• Problem to solve
Answer with a bare number: the count of lines in the records below that have the word "GaphiteTIM".
------ Data records ------
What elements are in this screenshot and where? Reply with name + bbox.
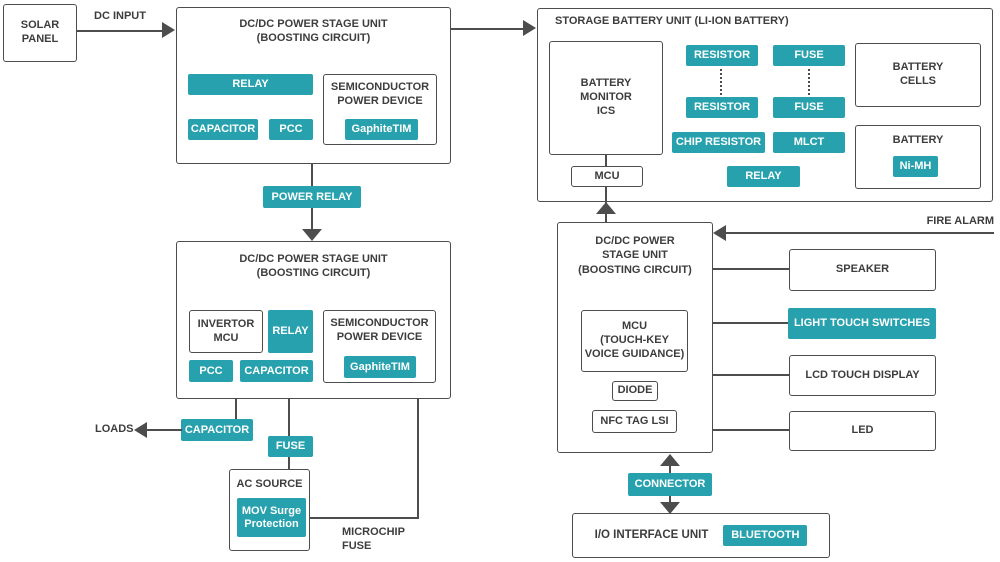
connector-up-line: [669, 465, 671, 473]
arrow-up-icon: [596, 202, 616, 214]
boost1-to-powerrelay-line: [311, 164, 313, 187]
boost1-to-storage-line: [451, 28, 524, 30]
solar-panel-box: SOLAR PANEL: [3, 4, 77, 62]
boost3-to-lcd-line: [713, 374, 789, 376]
powerrelay-to-boost2-line: [311, 208, 313, 230]
ac-source-title: AC SOURCE: [236, 478, 303, 490]
storage-mlct-chip: MLCT: [773, 132, 845, 153]
storage-mcu-box: MCU: [571, 166, 643, 187]
led-box: LED: [789, 411, 936, 451]
power-relay-chip: POWER RELAY: [263, 186, 361, 208]
boost2-title: DC/DC POWER STAGE UNIT (BOOSTING CIRCUIT…: [239, 253, 388, 280]
boost2-to-microchip-fuse-line: [417, 399, 419, 519]
boost3-nfc-box: NFC TAG LSI: [592, 410, 677, 433]
connector-chip: CONNECTOR: [628, 473, 712, 496]
solar-to-boost1-line: [77, 30, 164, 32]
boost1-title: DC/DC POWER STAGE UNIT (BOOSTING CIRCUIT…: [239, 18, 388, 45]
boost2-graphitetim-chip: GaphiteTIM: [344, 356, 416, 378]
arrow-right-icon: [523, 20, 536, 36]
boost1-pcc-chip: PCC: [269, 119, 313, 140]
storage-fuse-top-chip: FUSE: [773, 45, 845, 66]
boost2-pcc-chip: PCC: [189, 360, 233, 382]
battery-monitor-ics-box: BATTERY MONITOR ICS: [549, 41, 663, 155]
output-capacitor-chip: CAPACITOR: [181, 419, 253, 441]
arrow-up-icon: [660, 454, 680, 466]
connector-down-line: [669, 496, 671, 503]
resistor-dotted-line: [720, 69, 722, 95]
arrow-left-icon: [713, 225, 726, 241]
boost1-relay-chip: RELAY: [188, 74, 313, 95]
battery-cells-box: BATTERY CELLS: [855, 43, 981, 107]
mcu-to-edge-line: [605, 187, 607, 203]
boost1-capacitor-chip: CAPACITOR: [188, 119, 258, 140]
light-touch-switches-chip: LIGHT TOUCH SWITCHES: [788, 308, 936, 339]
boost3-title: DC/DC POWER STAGE UNIT (BOOSTING CIRCUIT…: [578, 235, 692, 276]
mov-surge-protection-chip: MOV Surge Protection: [237, 498, 306, 537]
fuse-to-acsource-line: [288, 457, 290, 470]
bluetooth-chip: BLUETOOTH: [723, 525, 808, 546]
fuse-dotted-line: [808, 69, 810, 95]
nimh-chip: Ni-MH: [893, 156, 938, 177]
boost3-diode-box: DIODE: [612, 381, 658, 401]
storage-chip-resistor-chip: CHIP RESISTOR: [672, 132, 765, 153]
storage-battery-title: STORAGE BATTERY UNIT (LI-ION BATTERY): [555, 15, 789, 27]
boost3-to-speaker-line: [713, 268, 789, 270]
arrow-down-icon: [302, 229, 322, 241]
boost2-invertor-mcu-box: INVERTOR MCU: [189, 310, 263, 353]
boost3-to-storage-line: [605, 213, 607, 223]
arrow-left-icon: [134, 422, 147, 438]
monitor-to-mcu-line: [605, 155, 607, 166]
io-interface-box: I/O INTERFACE UNIT BLUETOOTH: [572, 513, 830, 558]
io-interface-title: I/O INTERFACE UNIT: [594, 529, 709, 542]
boost2-semiconductor-title: SEMICONDUCTOR POWER DEVICE: [330, 317, 429, 344]
storage-resistor-top-chip: RESISTOR: [686, 45, 758, 66]
loads-label: LOADS: [95, 423, 134, 435]
microchip-fuse-to-acsource-line: [310, 517, 419, 519]
boost1-graphitetim-chip: GaphiteTIM: [345, 119, 418, 140]
speaker-box: SPEAKER: [789, 249, 936, 291]
lcd-touch-display-box: LCD TOUCH DISPLAY: [789, 355, 936, 396]
storage-relay-chip: RELAY: [727, 166, 800, 187]
storage-fuse-bottom-chip: FUSE: [773, 97, 845, 118]
boost3-to-led-line: [713, 429, 789, 431]
boost3-mcu-box: MCU (TOUCH-KEY VOICE GUIDANCE): [581, 310, 688, 372]
boost2-capacitor-chip: CAPACITOR: [240, 360, 313, 382]
dc-input-label: DC INPUT: [94, 10, 146, 22]
boost2-relay-chip: RELAY: [268, 310, 313, 353]
battery-nimh-title: BATTERY: [892, 134, 944, 146]
fire-alarm-label: FIRE ALARM: [926, 215, 994, 227]
arrow-down-icon: [660, 502, 680, 514]
battery-nimh-box: [855, 125, 981, 189]
output-fuse-chip: FUSE: [268, 436, 313, 457]
boost1-semiconductor-title: SEMICONDUCTOR POWER DEVICE: [330, 81, 430, 108]
arrow-right-icon: [162, 22, 175, 38]
microchip-fuse-label: MICROCHIP FUSE: [342, 526, 405, 552]
boost2-to-capacitor-line: [235, 399, 237, 420]
storage-resistor-bottom-chip: RESISTOR: [686, 97, 758, 118]
boost2-to-fuse-line: [288, 399, 290, 437]
capacitor-to-loads-line: [146, 429, 182, 431]
fire-alarm-line: [717, 232, 994, 234]
boost3-to-switches-line: [713, 322, 788, 324]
------
• Your response
2